SHORT PROBLEM ▸
Copy all lines below containing "title".

______

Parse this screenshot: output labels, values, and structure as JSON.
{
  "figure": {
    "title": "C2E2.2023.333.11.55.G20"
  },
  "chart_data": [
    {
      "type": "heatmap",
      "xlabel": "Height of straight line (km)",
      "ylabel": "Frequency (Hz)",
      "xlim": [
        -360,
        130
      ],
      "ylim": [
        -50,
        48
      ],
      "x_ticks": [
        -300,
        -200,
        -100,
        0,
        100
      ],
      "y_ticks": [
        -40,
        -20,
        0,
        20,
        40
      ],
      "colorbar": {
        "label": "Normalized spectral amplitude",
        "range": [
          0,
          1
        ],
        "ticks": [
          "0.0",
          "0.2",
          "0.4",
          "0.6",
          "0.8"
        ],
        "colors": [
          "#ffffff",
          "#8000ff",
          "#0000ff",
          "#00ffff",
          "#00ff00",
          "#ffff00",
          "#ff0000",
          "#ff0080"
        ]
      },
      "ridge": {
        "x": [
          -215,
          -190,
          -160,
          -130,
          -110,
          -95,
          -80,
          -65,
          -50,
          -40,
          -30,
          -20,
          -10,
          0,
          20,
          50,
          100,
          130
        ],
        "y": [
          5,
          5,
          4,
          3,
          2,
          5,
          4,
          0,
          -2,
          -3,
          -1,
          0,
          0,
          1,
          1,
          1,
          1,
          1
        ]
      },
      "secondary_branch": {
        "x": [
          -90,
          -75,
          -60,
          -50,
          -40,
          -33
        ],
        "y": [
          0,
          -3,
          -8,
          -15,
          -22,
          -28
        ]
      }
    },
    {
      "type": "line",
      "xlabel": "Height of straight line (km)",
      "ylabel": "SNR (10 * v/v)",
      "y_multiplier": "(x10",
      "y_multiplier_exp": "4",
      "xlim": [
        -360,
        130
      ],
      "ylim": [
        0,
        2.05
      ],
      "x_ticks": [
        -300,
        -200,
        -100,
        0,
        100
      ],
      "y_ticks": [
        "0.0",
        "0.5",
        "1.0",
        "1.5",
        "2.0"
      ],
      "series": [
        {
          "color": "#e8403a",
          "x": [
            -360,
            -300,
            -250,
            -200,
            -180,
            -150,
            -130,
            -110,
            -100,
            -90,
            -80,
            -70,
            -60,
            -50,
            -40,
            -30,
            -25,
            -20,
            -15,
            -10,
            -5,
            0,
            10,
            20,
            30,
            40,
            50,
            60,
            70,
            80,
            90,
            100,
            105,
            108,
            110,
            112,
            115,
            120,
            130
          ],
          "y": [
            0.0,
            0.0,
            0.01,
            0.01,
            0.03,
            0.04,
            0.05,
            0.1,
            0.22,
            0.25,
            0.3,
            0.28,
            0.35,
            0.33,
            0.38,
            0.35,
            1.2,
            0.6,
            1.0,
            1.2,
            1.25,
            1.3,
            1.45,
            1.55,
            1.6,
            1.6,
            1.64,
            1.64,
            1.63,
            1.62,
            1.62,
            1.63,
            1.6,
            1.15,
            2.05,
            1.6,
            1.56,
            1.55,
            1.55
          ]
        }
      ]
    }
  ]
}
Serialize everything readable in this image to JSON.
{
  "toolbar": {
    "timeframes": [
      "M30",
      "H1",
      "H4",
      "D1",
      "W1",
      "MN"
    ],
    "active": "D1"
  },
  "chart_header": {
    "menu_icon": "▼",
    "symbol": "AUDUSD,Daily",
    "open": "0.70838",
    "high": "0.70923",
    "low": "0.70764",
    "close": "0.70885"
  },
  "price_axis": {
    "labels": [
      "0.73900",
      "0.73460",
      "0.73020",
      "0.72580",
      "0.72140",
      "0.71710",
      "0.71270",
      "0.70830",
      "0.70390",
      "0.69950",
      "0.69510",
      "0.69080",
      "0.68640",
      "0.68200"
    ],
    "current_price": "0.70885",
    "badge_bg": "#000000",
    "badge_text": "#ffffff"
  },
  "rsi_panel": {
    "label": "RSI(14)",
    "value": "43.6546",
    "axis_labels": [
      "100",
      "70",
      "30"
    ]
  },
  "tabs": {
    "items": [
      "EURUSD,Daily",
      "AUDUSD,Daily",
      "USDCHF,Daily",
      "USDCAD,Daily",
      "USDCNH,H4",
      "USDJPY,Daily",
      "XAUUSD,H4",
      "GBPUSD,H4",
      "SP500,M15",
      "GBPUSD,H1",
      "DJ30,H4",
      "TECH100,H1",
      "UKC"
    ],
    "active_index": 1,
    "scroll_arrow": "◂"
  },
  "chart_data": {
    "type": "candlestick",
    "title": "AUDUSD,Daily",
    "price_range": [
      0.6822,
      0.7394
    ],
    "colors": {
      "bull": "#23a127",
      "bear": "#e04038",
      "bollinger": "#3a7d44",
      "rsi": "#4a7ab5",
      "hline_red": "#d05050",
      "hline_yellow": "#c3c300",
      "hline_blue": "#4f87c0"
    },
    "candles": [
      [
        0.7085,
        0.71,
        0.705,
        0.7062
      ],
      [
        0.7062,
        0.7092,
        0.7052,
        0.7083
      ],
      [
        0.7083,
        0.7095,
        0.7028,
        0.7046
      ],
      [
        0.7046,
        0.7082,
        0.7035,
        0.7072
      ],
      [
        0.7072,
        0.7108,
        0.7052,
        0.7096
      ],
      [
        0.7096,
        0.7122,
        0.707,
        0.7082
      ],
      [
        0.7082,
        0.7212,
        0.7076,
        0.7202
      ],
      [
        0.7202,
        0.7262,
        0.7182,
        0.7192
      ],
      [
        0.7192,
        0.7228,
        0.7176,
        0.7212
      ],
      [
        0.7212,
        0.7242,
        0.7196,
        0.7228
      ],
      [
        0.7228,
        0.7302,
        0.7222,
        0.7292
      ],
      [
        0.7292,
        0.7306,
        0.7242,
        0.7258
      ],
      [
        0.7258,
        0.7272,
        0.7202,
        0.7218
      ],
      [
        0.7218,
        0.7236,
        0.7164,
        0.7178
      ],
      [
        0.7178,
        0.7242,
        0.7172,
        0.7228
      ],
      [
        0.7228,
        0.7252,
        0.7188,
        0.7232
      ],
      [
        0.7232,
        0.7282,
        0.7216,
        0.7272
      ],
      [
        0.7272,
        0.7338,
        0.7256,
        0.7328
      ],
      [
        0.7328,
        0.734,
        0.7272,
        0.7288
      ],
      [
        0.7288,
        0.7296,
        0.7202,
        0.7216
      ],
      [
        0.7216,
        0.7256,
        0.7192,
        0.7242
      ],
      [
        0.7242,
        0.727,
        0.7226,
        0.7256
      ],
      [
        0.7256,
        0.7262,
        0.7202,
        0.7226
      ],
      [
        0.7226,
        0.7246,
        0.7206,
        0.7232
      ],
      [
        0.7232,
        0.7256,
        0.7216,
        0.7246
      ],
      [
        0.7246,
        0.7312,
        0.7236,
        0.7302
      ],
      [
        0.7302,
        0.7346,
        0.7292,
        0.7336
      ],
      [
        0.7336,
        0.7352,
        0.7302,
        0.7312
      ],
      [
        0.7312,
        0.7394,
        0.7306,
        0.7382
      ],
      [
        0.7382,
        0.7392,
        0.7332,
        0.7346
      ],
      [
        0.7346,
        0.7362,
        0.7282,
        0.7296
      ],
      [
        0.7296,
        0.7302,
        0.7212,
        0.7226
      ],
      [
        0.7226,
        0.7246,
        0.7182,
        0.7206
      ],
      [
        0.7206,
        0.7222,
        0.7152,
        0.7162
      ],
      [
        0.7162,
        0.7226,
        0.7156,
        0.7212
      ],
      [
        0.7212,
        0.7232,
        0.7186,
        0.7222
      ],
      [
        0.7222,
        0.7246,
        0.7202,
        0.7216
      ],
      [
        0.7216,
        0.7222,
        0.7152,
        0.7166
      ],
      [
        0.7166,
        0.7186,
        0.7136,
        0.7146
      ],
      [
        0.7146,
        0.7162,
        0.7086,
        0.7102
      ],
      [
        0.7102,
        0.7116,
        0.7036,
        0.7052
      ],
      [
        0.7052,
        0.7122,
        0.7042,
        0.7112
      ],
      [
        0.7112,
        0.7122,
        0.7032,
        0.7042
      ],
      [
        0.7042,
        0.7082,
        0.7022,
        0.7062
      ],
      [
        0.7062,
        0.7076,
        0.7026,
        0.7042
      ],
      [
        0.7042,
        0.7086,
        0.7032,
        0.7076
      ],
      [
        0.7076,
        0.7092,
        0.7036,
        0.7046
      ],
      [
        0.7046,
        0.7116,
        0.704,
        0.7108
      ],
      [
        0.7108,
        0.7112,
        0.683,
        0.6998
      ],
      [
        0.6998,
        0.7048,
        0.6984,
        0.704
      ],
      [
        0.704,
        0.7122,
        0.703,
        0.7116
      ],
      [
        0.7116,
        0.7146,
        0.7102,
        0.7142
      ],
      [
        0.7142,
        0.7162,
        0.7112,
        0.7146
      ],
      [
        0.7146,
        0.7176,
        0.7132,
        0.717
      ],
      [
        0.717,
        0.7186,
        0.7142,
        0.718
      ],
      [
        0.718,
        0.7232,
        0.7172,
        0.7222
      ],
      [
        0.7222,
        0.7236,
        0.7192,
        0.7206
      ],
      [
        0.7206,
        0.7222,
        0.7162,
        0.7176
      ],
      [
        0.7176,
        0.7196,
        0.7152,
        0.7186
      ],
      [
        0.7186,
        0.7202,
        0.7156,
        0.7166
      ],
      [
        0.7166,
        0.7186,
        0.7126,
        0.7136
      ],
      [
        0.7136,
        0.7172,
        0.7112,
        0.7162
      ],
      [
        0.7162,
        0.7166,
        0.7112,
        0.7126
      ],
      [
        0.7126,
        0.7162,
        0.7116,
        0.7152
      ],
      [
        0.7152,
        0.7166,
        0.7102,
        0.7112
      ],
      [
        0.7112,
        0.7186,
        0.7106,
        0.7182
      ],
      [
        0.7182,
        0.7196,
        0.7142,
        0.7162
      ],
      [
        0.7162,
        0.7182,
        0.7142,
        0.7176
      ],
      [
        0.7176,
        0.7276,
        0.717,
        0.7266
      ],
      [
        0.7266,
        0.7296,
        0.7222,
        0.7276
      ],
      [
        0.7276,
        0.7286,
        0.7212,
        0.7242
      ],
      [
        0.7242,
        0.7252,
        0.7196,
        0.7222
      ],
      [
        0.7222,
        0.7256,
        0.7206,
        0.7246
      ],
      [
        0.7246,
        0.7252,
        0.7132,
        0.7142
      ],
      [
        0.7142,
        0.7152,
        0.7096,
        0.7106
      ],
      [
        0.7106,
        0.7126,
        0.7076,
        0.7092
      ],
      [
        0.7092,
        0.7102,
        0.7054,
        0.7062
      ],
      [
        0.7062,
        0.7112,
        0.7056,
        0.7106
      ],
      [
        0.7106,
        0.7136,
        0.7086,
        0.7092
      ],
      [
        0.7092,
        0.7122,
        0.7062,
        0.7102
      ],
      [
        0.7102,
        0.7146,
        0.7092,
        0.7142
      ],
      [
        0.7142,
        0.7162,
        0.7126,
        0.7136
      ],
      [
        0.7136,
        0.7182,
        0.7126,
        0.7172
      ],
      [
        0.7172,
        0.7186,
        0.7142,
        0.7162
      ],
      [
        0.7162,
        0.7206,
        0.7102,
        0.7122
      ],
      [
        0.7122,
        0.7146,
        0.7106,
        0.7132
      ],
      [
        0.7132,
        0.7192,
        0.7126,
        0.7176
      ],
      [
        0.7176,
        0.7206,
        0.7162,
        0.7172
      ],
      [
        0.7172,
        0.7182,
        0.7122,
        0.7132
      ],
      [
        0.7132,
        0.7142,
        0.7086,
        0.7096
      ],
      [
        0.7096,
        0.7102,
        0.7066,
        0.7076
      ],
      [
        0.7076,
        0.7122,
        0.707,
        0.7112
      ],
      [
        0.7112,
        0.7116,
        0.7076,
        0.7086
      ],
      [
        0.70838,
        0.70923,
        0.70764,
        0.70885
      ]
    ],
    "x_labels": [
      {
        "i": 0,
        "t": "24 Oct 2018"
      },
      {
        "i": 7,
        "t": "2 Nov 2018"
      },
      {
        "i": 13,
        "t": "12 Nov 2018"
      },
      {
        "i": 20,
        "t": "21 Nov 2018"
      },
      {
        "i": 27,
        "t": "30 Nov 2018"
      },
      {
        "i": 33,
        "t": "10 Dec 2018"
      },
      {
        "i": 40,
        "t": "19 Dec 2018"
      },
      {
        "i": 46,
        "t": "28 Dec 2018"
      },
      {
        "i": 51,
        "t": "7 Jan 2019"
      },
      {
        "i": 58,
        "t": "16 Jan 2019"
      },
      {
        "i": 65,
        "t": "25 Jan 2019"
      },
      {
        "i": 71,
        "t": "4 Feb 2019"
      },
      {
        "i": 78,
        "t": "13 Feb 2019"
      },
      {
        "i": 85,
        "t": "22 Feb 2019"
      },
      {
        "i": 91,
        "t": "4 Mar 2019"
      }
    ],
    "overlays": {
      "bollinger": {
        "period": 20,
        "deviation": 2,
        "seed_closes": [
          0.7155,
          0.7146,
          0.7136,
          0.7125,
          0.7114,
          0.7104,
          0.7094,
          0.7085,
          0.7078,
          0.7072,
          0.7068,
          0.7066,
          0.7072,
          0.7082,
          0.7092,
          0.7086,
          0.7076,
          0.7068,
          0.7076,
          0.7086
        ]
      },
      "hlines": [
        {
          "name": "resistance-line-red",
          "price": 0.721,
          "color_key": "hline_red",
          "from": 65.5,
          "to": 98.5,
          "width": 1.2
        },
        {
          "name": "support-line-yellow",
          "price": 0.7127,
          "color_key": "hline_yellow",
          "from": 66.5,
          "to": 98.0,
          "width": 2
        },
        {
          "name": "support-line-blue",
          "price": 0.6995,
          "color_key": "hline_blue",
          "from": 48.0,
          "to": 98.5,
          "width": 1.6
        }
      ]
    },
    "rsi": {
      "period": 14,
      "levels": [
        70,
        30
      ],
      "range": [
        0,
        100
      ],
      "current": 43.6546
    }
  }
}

______

EXERCISE OUTPUT ▸
    "title": "C2E2.2023.333.11.55.G20"
    "title": "AUDUSD,Daily",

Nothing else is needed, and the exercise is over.